Stated exercise
Omit the pictures and output every entry below exactly as written.

───── Records to process

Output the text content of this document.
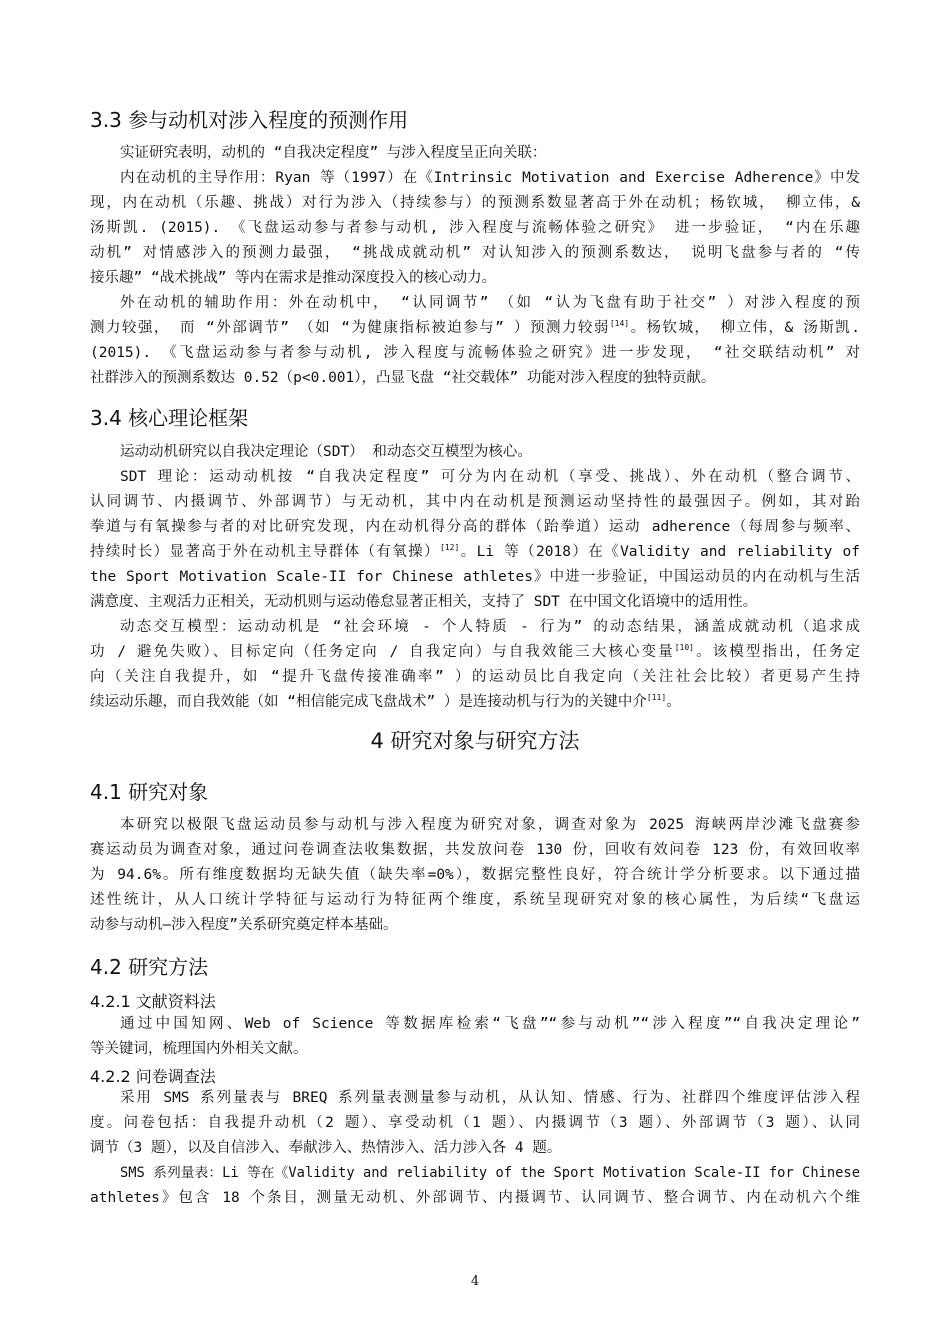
3.3 参与动机对涉入程度的预测作用
实证研究表明，动机的 “自我决定程度” 与涉入程度呈正向关联：
内在动机的主导作用：Ryan 等（1997）在《Intrinsic Motivation and Exercise Adherence》中发
现，内在动机（乐趣、挑战）对行为涉入（持续参与）的预测系数显著高于外在动机；杨钦城， 柳立伟，&
汤斯凯. (2015). 《飞盘运动参与者参与动机, 涉入程度与流畅体验之研究》 进一步验证， “内在乐趣
动机” 对情感涉入的预测力最强， “挑战成就动机” 对认知涉入的预测系数达， 说明飞盘参与者的 “传
接乐趣” “战术挑战” 等内在需求是推动深度投入的核心动力。
外在动机的辅助作用：外在动机中， “认同调节” （如 “认为飞盘有助于社交” ）对涉入程度的预
测力较强， 而 “外部调节” （如 “为健康指标被迫参与” ）预测力较弱[14]。杨钦城， 柳立伟，& 汤斯凯.
(2015). 《飞盘运动参与者参与动机, 涉入程度与流畅体验之研究》进一步发现， “社交联结动机” 对
社群涉入的预测系数达 0.52（p<0.001），凸显飞盘 “社交载体” 功能对涉入程度的独特贡献。
3.4 核心理论框架
运动动机研究以自我决定理论（SDT） 和动态交互模型为核心。
SDT 理论：运动动机按 “自我决定程度” 可分为内在动机（享受、挑战）、外在动机（整合调节、
认同调节、内摄调节、外部调节）与无动机，其中内在动机是预测运动坚持性的最强因子。例如，其对跆
拳道与有氧操参与者的对比研究发现，内在动机得分高的群体（跆拳道）运动 adherence（每周参与频率、
持续时长）显著高于外在动机主导群体（有氧操）[12]。Li 等（2018）在《Validity and reliability of
the Sport Motivation Scale-II for Chinese athletes》中进一步验证，中国运动员的内在动机与生活
满意度、主观活力正相关，无动机则与运动倦怠显著正相关，支持了 SDT 在中国文化语境中的适用性。
动态交互模型：运动动机是 “社会环境 - 个人特质 - 行为” 的动态结果，涵盖成就动机（追求成
功 / 避免失败）、目标定向（任务定向 / 自我定向）与自我效能三大核心变量[10]。该模型指出，任务定
向（关注自我提升，如 “提升飞盘传接准确率” ）的运动员比自我定向（关注社会比较）者更易产生持
续运动乐趣，而自我效能（如 “相信能完成飞盘战术” ）是连接动机与行为的关键中介[11]。
4 研究对象与研究方法
4.1 研究对象
本研究以极限飞盘运动员参与动机与涉入程度为研究对象，调查对象为 2025 海峡两岸沙滩飞盘赛参
赛运动员为调查对象，通过问卷调查法收集数据，共发放问卷 130 份，回收有效问卷 123 份，有效回收率
为 94.6%。所有维度数据均无缺失值（缺失率=0%），数据完整性良好，符合统计学分析要求。以下通过描
述性统计，从人口统计学特征与运动行为特征两个维度，系统呈现研究对象的核心属性，为后续“飞盘运
动参与动机—涉入程度”关系研究奠定样本基础。
4.2 研究方法
4.2.1 文献资料法
通过中国知网、Web of Science 等数据库检索“飞盘”“参与动机”“涉入程度”“自我决定理论”
等关键词，梳理国内外相关文献。
4.2.2 问卷调查法
采用 SMS 系列量表与 BREQ 系列量表测量参与动机，从认知、情感、行为、社群四个维度评估涉入程
度。问卷包括：自我提升动机（2 题）、享受动机（1 题）、内摄调节（3 题）、外部调节（3 题）、认同
调节（3 题），以及自信涉入、奉献涉入、热情涉入、活力涉入各 4 题。
SMS 系列量表：Li 等在《Validity and reliability of the Sport Motivation Scale-II for Chinese
athletes》包含 18 个条目，测量无动机、外部调节、内摄调节、认同调节、整合调节、内在动机六个维
4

──────────

The response
Output the text content of this document.
3.3 参与动机对涉入程度的预测作用
实证研究表明，动机的 “自我决定程度” 与涉入程度呈正向关联：
内在动机的主导作用：Ryan 等（1997）在《Intrinsic Motivation and Exercise Adherence》中发
现，内在动机（乐趣、挑战）对行为涉入（持续参与）的预测系数显著高于外在动机；杨钦城， 柳立伟，&
汤斯凯. (2015). 《飞盘运动参与者参与动机, 涉入程度与流畅体验之研究》 进一步验证， “内在乐趣
动机” 对情感涉入的预测力最强， “挑战成就动机” 对认知涉入的预测系数达， 说明飞盘参与者的 “传
接乐趣” “战术挑战” 等内在需求是推动深度投入的核心动力。
外在动机的辅助作用：外在动机中， “认同调节” （如 “认为飞盘有助于社交” ）对涉入程度的预
测力较强， 而 “外部调节” （如 “为健康指标被迫参与” ）预测力较弱[14]。杨钦城， 柳立伟，& 汤斯凯.
(2015). 《飞盘运动参与者参与动机, 涉入程度与流畅体验之研究》进一步发现， “社交联结动机” 对
社群涉入的预测系数达 0.52（p<0.001），凸显飞盘 “社交载体” 功能对涉入程度的独特贡献。
3.4 核心理论框架
运动动机研究以自我决定理论（SDT） 和动态交互模型为核心。
SDT 理论：运动动机按 “自我决定程度” 可分为内在动机（享受、挑战）、外在动机（整合调节、
认同调节、内摄调节、外部调节）与无动机，其中内在动机是预测运动坚持性的最强因子。例如，其对跆
拳道与有氧操参与者的对比研究发现，内在动机得分高的群体（跆拳道）运动 adherence（每周参与频率、
持续时长）显著高于外在动机主导群体（有氧操）[12]。Li 等（2018）在《Validity and reliability of
the Sport Motivation Scale-II for Chinese athletes》中进一步验证，中国运动员的内在动机与生活
满意度、主观活力正相关，无动机则与运动倦怠显著正相关，支持了 SDT 在中国文化语境中的适用性。
动态交互模型：运动动机是 “社会环境 - 个人特质 - 行为” 的动态结果，涵盖成就动机（追求成
功 / 避免失败）、目标定向（任务定向 / 自我定向）与自我效能三大核心变量[10]。该模型指出，任务定
向（关注自我提升，如 “提升飞盘传接准确率” ）的运动员比自我定向（关注社会比较）者更易产生持
续运动乐趣，而自我效能（如 “相信能完成飞盘战术” ）是连接动机与行为的关键中介[11]。
4 研究对象与研究方法
4.1 研究对象
本研究以极限飞盘运动员参与动机与涉入程度为研究对象，调查对象为 2025 海峡两岸沙滩飞盘赛参
赛运动员为调查对象，通过问卷调查法收集数据，共发放问卷 130 份，回收有效问卷 123 份，有效回收率
为 94.6%。所有维度数据均无缺失值（缺失率=0%），数据完整性良好，符合统计学分析要求。以下通过描
述性统计，从人口统计学特征与运动行为特征两个维度，系统呈现研究对象的核心属性，为后续“飞盘运
动参与动机—涉入程度”关系研究奠定样本基础。
4.2 研究方法
4.2.1 文献资料法
通过中国知网、Web of Science 等数据库检索“飞盘”“参与动机”“涉入程度”“自我决定理论”
等关键词，梳理国内外相关文献。
4.2.2 问卷调查法
采用 SMS 系列量表与 BREQ 系列量表测量参与动机，从认知、情感、行为、社群四个维度评估涉入程
度。问卷包括：自我提升动机（2 题）、享受动机（1 题）、内摄调节（3 题）、外部调节（3 题）、认同
调节（3 题），以及自信涉入、奉献涉入、热情涉入、活力涉入各 4 题。
SMS 系列量表：Li 等在《Validity and reliability of the Sport Motivation Scale-II for Chinese
athletes》包含 18 个条目，测量无动机、外部调节、内摄调节、认同调节、整合调节、内在动机六个维
4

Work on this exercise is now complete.